A Kinabatangan river cruise is one of the most typical activities in a Borneo trip, one of the few remaining real opportunities to experience the jungle and its wildlife. The most common way to do it, and at first glance the only one, is to join an organized tour from Kota Kinabalu or Sandakan. But we were coming from Semporna (from our diving and island hoping adventure), and we prefer to travel independently… and as cheap as possible. The basic 2 day / 1 night tour to Kinabatangan goes for over MYR 1,000 (over $300) per person! There had to be a better way.

◆ ◆ ◆

**Exercises:**
1. Condense the paragraph above on the Kinabatangan river cruise, beginning "A Kinabatangan river cruise is one of the most typical activities," into a short bulleted list that keeps its main facts.
2. According to the paragraph above on the Kinabatangan river cruise, why did the travelers believe there had to be a better way than an organized tour? Answer in one to three sentences.

◆ ◆ ◆

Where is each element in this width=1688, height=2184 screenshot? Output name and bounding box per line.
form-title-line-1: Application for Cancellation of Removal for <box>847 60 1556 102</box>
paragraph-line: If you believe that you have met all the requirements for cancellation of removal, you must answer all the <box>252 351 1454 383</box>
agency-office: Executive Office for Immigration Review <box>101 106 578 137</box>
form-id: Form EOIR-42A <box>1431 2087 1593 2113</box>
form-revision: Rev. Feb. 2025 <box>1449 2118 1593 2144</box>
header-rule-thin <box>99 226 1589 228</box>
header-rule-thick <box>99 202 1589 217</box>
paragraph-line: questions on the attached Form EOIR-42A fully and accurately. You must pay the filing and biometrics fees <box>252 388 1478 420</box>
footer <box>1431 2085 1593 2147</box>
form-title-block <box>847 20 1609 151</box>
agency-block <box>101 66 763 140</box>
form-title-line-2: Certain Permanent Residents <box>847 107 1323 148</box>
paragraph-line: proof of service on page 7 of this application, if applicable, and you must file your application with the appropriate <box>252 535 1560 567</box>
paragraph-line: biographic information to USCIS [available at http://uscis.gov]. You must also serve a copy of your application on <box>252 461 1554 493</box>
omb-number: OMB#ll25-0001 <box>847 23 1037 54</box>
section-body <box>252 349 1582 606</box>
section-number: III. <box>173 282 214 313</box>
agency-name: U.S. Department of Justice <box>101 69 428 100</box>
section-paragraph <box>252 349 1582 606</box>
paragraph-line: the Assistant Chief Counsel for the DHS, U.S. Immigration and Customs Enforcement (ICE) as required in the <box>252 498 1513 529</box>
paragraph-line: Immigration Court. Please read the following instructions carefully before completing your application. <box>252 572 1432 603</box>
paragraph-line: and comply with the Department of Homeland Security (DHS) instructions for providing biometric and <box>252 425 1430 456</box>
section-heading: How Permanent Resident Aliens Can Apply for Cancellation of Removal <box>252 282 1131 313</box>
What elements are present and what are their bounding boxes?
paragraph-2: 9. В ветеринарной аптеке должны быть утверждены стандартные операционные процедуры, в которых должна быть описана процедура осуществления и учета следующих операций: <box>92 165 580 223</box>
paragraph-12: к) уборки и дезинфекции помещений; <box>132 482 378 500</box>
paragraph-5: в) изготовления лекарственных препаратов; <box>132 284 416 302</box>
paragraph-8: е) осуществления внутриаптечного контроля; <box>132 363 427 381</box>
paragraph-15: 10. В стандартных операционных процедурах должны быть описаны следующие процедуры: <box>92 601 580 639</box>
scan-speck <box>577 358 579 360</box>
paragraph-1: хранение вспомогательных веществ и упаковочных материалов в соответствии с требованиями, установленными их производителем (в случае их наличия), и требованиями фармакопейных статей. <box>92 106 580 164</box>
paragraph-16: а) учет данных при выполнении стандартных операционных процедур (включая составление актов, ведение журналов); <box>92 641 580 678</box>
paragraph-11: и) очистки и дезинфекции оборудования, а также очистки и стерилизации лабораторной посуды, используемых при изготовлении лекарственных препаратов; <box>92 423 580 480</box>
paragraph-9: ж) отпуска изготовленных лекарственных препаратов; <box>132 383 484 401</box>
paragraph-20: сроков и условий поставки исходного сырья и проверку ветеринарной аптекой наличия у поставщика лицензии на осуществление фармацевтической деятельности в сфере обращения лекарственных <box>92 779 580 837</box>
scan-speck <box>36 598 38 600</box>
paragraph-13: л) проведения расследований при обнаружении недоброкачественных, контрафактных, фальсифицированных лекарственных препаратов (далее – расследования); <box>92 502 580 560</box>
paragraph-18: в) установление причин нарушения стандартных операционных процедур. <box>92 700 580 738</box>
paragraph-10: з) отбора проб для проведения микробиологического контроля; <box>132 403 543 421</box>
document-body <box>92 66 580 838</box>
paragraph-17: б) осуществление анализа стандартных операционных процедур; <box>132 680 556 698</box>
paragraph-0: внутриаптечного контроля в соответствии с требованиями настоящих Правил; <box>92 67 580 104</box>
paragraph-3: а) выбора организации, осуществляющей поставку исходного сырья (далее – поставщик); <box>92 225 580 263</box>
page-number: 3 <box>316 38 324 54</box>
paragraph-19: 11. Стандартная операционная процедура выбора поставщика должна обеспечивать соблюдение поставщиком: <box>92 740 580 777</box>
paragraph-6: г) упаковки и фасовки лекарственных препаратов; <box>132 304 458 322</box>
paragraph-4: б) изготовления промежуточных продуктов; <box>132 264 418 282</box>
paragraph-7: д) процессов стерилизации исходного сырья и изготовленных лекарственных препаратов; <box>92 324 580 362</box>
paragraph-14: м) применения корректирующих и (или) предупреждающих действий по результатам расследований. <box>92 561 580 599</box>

◆ ◆ ◆

**Task answers:**
1.
- A Kinabatangan river cruise is one of the most typical activities on a Borneo trip and one of the few remaining real chances to experience the jungle and its wildlife.
- The usual way to do it, and seemingly the only one, is an organized tour from Kota Kinabalu or Sandakan.
- The travelers were coming from Semporna and prefer to travel independently and as cheaply as possible.
- The basic 2-day/1-night tour costs over MYR 1,000 (over $300) per person.
- They concluded there had to be a better way.

2. The travelers were coming from Semporna rather than from Kota Kinabalu or Sandakan, where organized tours usually start. They also prefer to travel independently and as cheaply as possible. The basic 2-day/1-night tour costs over MYR 1,000 (over $300) per person.